● OBJECTIVE: Copy all the material that follows, keeping every character the same.

● RECORDS TO USE:
▼

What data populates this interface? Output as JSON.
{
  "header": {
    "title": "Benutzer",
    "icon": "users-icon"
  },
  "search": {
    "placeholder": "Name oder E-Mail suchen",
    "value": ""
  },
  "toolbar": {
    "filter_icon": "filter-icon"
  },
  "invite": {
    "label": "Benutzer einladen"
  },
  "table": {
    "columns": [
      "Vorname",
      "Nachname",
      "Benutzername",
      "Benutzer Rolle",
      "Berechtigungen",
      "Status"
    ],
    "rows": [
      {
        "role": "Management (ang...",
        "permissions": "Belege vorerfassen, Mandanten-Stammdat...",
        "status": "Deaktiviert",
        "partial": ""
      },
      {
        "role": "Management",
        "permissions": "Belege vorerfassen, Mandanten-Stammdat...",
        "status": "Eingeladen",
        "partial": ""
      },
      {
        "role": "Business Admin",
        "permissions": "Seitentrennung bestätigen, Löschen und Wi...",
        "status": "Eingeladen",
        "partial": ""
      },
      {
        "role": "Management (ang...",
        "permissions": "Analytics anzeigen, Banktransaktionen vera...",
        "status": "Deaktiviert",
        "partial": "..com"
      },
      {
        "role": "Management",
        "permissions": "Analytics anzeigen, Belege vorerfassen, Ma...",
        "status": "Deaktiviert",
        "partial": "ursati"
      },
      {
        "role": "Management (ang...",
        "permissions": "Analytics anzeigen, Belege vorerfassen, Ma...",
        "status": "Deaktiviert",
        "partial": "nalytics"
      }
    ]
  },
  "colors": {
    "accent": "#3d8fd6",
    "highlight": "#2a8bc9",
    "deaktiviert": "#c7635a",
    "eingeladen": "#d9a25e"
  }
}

▲

● RIGHT ANSWER:
What data populates this interface? Output as JSON.
{
  "header": {
    "title": "Benutzer",
    "icon": "users-icon"
  },
  "search": {
    "placeholder": "Name oder E-Mail suchen",
    "value": ""
  },
  "toolbar": {
    "filter_icon": "filter-icon"
  },
  "invite": {
    "label": "Benutzer einladen"
  },
  "table": {
    "columns": [
      "Vorname",
      "Nachname",
      "Benutzername",
      "Benutzer Rolle",
      "Berechtigungen",
      "Status"
    ],
    "rows": [
      {
        "role": "Management (ang...",
        "permissions": "Belege vorerfassen, Mandanten-Stammdat...",
        "status": "Deaktiviert",
        "partial": ""
      },
      {
        "role": "Management",
        "permissions": "Belege vorerfassen, Mandanten-Stammdat...",
        "status": "Eingeladen",
        "partial": ""
      },
      {
        "role": "Business Admin",
        "permissions": "Seitentrennung bestätigen, Löschen und Wi...",
        "status": "Eingeladen",
        "partial": ""
      },
      {
        "role": "Management (ang...",
        "permissions": "Analytics anzeigen, Banktransaktionen vera...",
        "status": "Deaktiviert",
        "partial": "..com"
      },
      {
        "role": "Management",
        "permissions": "Analytics anzeigen, Belege vorerfassen, Ma...",
        "status": "Deaktiviert",
        "partial": "ursati"
      },
      {
        "role": "Management (ang...",
        "permissions": "Analytics anzeigen, Belege vorerfassen, Ma...",
        "status": "Deaktiviert",
        "partial": "nalytics"
      }
    ]
  },
  "colors": {
    "accent": "#3d8fd6",
    "highlight": "#2a8bc9",
    "deaktiviert": "#c7635a",
    "eingeladen": "#d9a25e"
  }
}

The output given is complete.